STATED EXERCISE
Extract the entries from the line with "category-pictures-checkbox[interactable] [15, 63, 21, 69]" up to and including the line with "direct-devices-desc: Connect devices", reproducing each line verbatim.

↓

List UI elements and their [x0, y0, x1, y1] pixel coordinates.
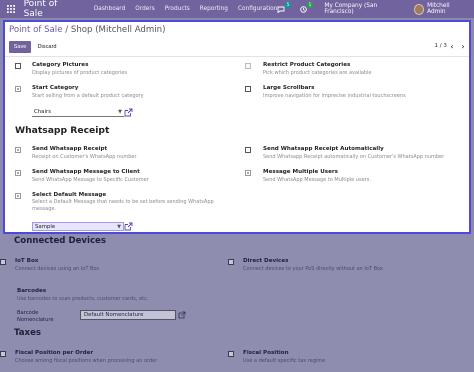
category-pictures-checkbox[interactable] [15, 63, 21, 69]
activities-badge: 1 [306, 1, 314, 8]
breadcrumb: Point of Sale / Shop (Mitchell Admin) [5, 22, 469, 40]
send-whatsapp-message-desc: Send WhatsApp Message to Specific Custom… [32, 177, 149, 183]
pager-previous-button[interactable]: ‹ [447, 41, 457, 52]
direct-devices-desc: Connect devices to your PoS directly wit… [243, 266, 383, 272]
barcode-nomenclature-select[interactable]: Default Nomenclature [80, 310, 176, 320]
start-category-value: Chairs [34, 109, 52, 115]
fiscal-position-title: Fiscal Position [243, 350, 289, 356]
messages-badge: 5 [284, 1, 292, 8]
fiscal-position-per-order-desc: Choose among fiscal positions when proce… [15, 358, 158, 364]
default-message-title: Select Default Message [32, 192, 107, 198]
barcode-nomenclature-label: Barcode Nomenclature [17, 310, 54, 323]
iot-box-checkbox[interactable] [0, 259, 6, 265]
large-scrollbars-desc: Improve navigation for imprecise industr… [263, 93, 406, 99]
send-whatsapp-receipt-desc: Receipt on Customer's WhatsApp number [32, 154, 137, 160]
default-message-value: Sample [35, 224, 56, 230]
breadcrumb-separator: / [65, 25, 69, 35]
iot-box-desc: Connect devices using an IoT Box [15, 266, 100, 272]
menu-dashboard[interactable]: Dashboard [94, 6, 125, 12]
company-switcher[interactable]: My Company (San Francisco) [324, 3, 404, 15]
chat-icon [277, 6, 285, 13]
default-message-select[interactable]: Sample ▼ [32, 222, 124, 231]
user-avatar[interactable] [413, 3, 425, 15]
breadcrumb-current: Shop (Mitchell Admin) [70, 25, 166, 35]
message-multiple-users-desc: Send WhatsApp Message to Multiple users. [263, 177, 371, 183]
category-pictures-title: Category Pictures [32, 62, 89, 68]
direct-devices-checkbox[interactable] [228, 259, 234, 265]
restrict-categories-checkbox[interactable] [245, 63, 251, 69]
menu-products[interactable]: Products [165, 6, 190, 12]
large-scrollbars-title: Large Scrollbars [263, 85, 315, 91]
barcodes-title: Barcodes [17, 288, 47, 294]
send-whatsapp-receipt-title: Send Whatsapp Receipt [32, 146, 108, 152]
start-category-select[interactable]: Chairs ▼ [32, 108, 124, 117]
barcodes-desc: Use barcodes to scan products, customer … [17, 296, 149, 302]
fiscal-position-checkbox[interactable] [228, 351, 234, 357]
messaging-button[interactable]: 5 [277, 1, 292, 13]
apps-menu-icon[interactable] [4, 0, 18, 18]
category-pictures-desc: Display pictures of product categories [32, 70, 128, 76]
activities-button[interactable]: 1 [300, 1, 314, 13]
caret-down-icon: ▼ [118, 109, 122, 115]
menu-reporting[interactable]: Reporting [200, 6, 228, 12]
app-brand[interactable]: Point of Sale [24, 0, 78, 19]
setting-barcodes: Barcodes Use barcodes to scan products, … [17, 288, 148, 302]
setting-direct-devices: Direct Devices Connect devices to your P… [228, 258, 383, 272]
fiscal-position-per-order-title: Fiscal Position per Order [15, 350, 94, 356]
start-category-title: Start Category [32, 85, 79, 91]
menu-configuration[interactable]: Configuration [238, 6, 277, 12]
chevron-right-icon: › [461, 42, 465, 51]
message-multiple-users-checkbox[interactable] [245, 170, 251, 176]
setting-fiscal-position: Fiscal Position Use a default specific t… [228, 350, 325, 364]
fiscal-position-per-order-checkbox[interactable] [0, 351, 6, 357]
send-whatsapp-auto-desc: Send Whatsapp Receipt automatically on C… [263, 154, 445, 160]
control-panel: Save Discard 1 / 3 ‹ › [5, 39, 469, 57]
pager-value[interactable]: 1 / 3 [434, 43, 447, 49]
large-scrollbars-checkbox[interactable] [245, 86, 251, 92]
restrict-categories-desc: Pick which product categories are availa… [263, 70, 372, 76]
save-button[interactable]: Save [9, 41, 31, 53]
default-message-desc: Select a Default Message that needs to b… [32, 199, 214, 212]
send-whatsapp-auto-title: Send Whatsapp Receipt Automatically [263, 146, 384, 152]
send-whatsapp-receipt-checkbox[interactable] [15, 147, 21, 153]
background-settings-page: Connected Devices IoT Box Connect device… [0, 232, 474, 372]
start-category-desc: Start selling from a default product cat… [32, 93, 144, 99]
taxes-heading: Taxes [14, 328, 42, 338]
iot-box-title: IoT Box [15, 258, 39, 264]
discard-button[interactable]: Discard [33, 41, 61, 53]
shop-config-dialog: Point of Sale / Shop (Mitchell Admin) Sa… [3, 20, 471, 234]
message-multiple-users-title: Message Multiple Users [263, 169, 339, 175]
restrict-categories-title: Restrict Product Categories [263, 62, 351, 68]
navbar-systray: 5 1 My Company (San Francisco) Mitchell … [277, 1, 468, 15]
user-menu[interactable]: Mitchell Admin [427, 3, 468, 15]
send-whatsapp-message-title: Send Whatsapp Message to Client [32, 169, 140, 175]
external-link-icon[interactable] [124, 108, 133, 117]
main-menu: Dashboard Orders Products Reporting Conf… [94, 6, 278, 12]
external-link-icon[interactable] [178, 311, 186, 319]
default-message-checkbox[interactable] [15, 193, 21, 199]
send-whatsapp-message-checkbox[interactable] [15, 170, 21, 176]
start-category-checkbox[interactable] [15, 86, 21, 92]
setting-fiscal-position-per-order: Fiscal Position per Order Choose among f… [0, 350, 157, 364]
pager-next-button[interactable]: › [458, 41, 468, 52]
menu-orders[interactable]: Orders [135, 6, 155, 12]
fiscal-position-desc: Use a default specific tax regime [243, 358, 326, 364]
clock-icon [300, 5, 308, 13]
setting-iot-box: IoT Box Connect devices using an IoT Box [0, 258, 99, 272]
caret-down-icon: ▼ [117, 224, 121, 230]
send-whatsapp-auto-checkbox[interactable] [245, 147, 251, 153]
direct-devices-title: Direct Devices [243, 258, 289, 264]
external-link-icon[interactable] [124, 222, 133, 231]
top-navbar: Point of Sale Dashboard Orders Products … [0, 0, 474, 19]
whatsapp-receipt-heading: Whatsapp Receipt [15, 125, 110, 136]
chevron-left-icon: ‹ [450, 42, 454, 51]
connected-devices-heading: Connected Devices [14, 236, 106, 246]
breadcrumb-parent[interactable]: Point of Sale [9, 25, 62, 35]
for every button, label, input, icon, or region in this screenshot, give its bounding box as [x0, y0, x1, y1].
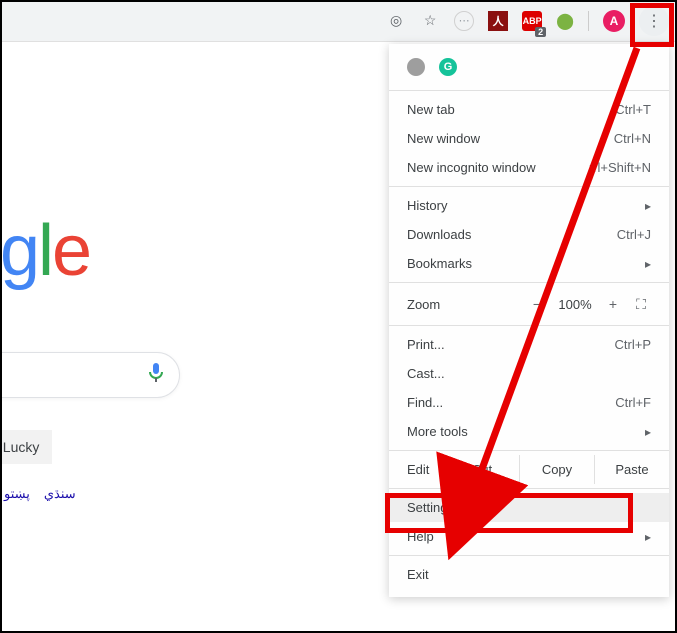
- grammarly-icon[interactable]: G: [439, 58, 457, 76]
- shortcut-text: Ctrl+N: [614, 131, 651, 146]
- menu-divider: [389, 282, 669, 283]
- zoom-label: Zoom: [407, 297, 440, 312]
- google-search-input[interactable]: [0, 352, 180, 398]
- menu-extension-row: G: [389, 52, 669, 86]
- shortcut-text: Ctrl+P: [615, 337, 651, 352]
- zoom-value: 100%: [555, 297, 595, 312]
- menu-divider: [389, 186, 669, 187]
- menu-divider: [389, 450, 669, 451]
- extension-abp-icon[interactable]: ABP2: [522, 11, 542, 31]
- google-logo: g l e: [0, 210, 190, 292]
- menu-label: New incognito window: [407, 160, 536, 175]
- menu-history[interactable]: History: [389, 191, 669, 220]
- menu-divider: [389, 90, 669, 91]
- globe-icon[interactable]: [407, 58, 425, 76]
- menu-label: New tab: [407, 102, 455, 117]
- lang-link-sindhi[interactable]: سنڌي: [44, 486, 76, 502]
- menu-downloads[interactable]: Downloads Ctrl+J: [389, 220, 669, 249]
- menu-settings[interactable]: Settings: [389, 493, 669, 522]
- menu-help[interactable]: Help: [389, 522, 669, 551]
- edit-cut-button[interactable]: Cut: [444, 455, 519, 484]
- extension-adobe-icon[interactable]: 人: [488, 11, 508, 31]
- logo-letter-l: l: [38, 210, 52, 292]
- menu-more-tools[interactable]: More tools: [389, 417, 669, 446]
- menu-label: Settings: [407, 500, 454, 515]
- shortcut-text: Ctrl+T: [615, 102, 651, 117]
- menu-label: Print...: [407, 337, 445, 352]
- shortcut-text: Ctrl+J: [617, 227, 651, 242]
- logo-letter-g: g: [0, 210, 38, 292]
- menu-label: Exit: [407, 567, 429, 582]
- menu-label: Cast...: [407, 366, 445, 381]
- menu-divider: [389, 488, 669, 489]
- menu-find[interactable]: Find... Ctrl+F: [389, 388, 669, 417]
- abp-badge: 2: [535, 27, 546, 37]
- menu-exit[interactable]: Exit: [389, 560, 669, 589]
- menu-label: Bookmarks: [407, 256, 472, 271]
- chrome-menu-button[interactable]: ⋮: [639, 6, 669, 36]
- shortcut-text: Ctrl+F: [615, 395, 651, 410]
- profile-avatar[interactable]: A: [603, 10, 625, 32]
- menu-cast[interactable]: Cast...: [389, 359, 669, 388]
- menu-zoom-row: Zoom − 100% + ⛶: [389, 287, 669, 321]
- menu-bookmarks[interactable]: Bookmarks: [389, 249, 669, 278]
- extension-intel-icon[interactable]: ⋯: [454, 11, 474, 31]
- menu-new-incognito[interactable]: New incognito window trl+Shift+N: [389, 153, 669, 182]
- fullscreen-icon[interactable]: ⛶: [631, 294, 651, 314]
- language-links: پښتو سنڌي: [0, 486, 190, 502]
- bookmark-star-icon[interactable]: ☆: [420, 11, 440, 31]
- edit-label: Edit: [389, 455, 444, 484]
- mic-icon[interactable]: [149, 363, 163, 388]
- google-homepage-area: g l e Feeling Lucky پښتو سنڌي: [0, 210, 190, 502]
- chrome-dropdown-menu: G New tab Ctrl+T New window Ctrl+N New i…: [389, 44, 669, 597]
- kebab-icon: ⋮: [646, 11, 662, 31]
- menu-label: Downloads: [407, 227, 471, 242]
- target-icon[interactable]: ◎: [386, 11, 406, 31]
- zoom-out-button[interactable]: −: [527, 294, 547, 314]
- feeling-lucky-button[interactable]: Feeling Lucky: [0, 430, 52, 464]
- edit-copy-button[interactable]: Copy: [519, 455, 594, 484]
- menu-new-tab[interactable]: New tab Ctrl+T: [389, 95, 669, 124]
- menu-edit-row: Edit Cut Copy Paste: [389, 455, 669, 484]
- menu-divider: [389, 325, 669, 326]
- zoom-in-button[interactable]: +: [603, 294, 623, 314]
- menu-print[interactable]: Print... Ctrl+P: [389, 330, 669, 359]
- browser-toolbar: ◎ ☆ ⋯ 人 ABP2 ⬤ A ⋮: [0, 0, 677, 42]
- toolbar-separator: [588, 11, 589, 31]
- menu-label: Help: [407, 529, 434, 544]
- lang-link-pashto[interactable]: پښتو: [4, 486, 30, 502]
- menu-new-window[interactable]: New window Ctrl+N: [389, 124, 669, 153]
- menu-divider: [389, 555, 669, 556]
- menu-label: More tools: [407, 424, 468, 439]
- menu-label: New window: [407, 131, 480, 146]
- shortcut-text: trl+Shift+N: [590, 160, 651, 175]
- menu-label: Find...: [407, 395, 443, 410]
- edit-paste-button[interactable]: Paste: [594, 455, 669, 484]
- menu-label: History: [407, 198, 447, 213]
- extension-android-icon[interactable]: ⬤: [556, 11, 574, 31]
- logo-letter-e: e: [52, 210, 90, 292]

↑

RESPONSE TO THIS EXERCISE
category-pictures-checkbox[interactable] [15, 63, 21, 69]
activities-badge: 1 [306, 1, 314, 8]
breadcrumb: Point of Sale / Shop (Mitchell Admin) [5, 22, 469, 40]
send-whatsapp-message-desc: Send WhatsApp Message to Specific Custom… [32, 177, 149, 183]
pager-previous-button[interactable]: ‹ [447, 41, 457, 52]
direct-devices-desc: Connect devices to your PoS directly wit… [243, 266, 383, 272]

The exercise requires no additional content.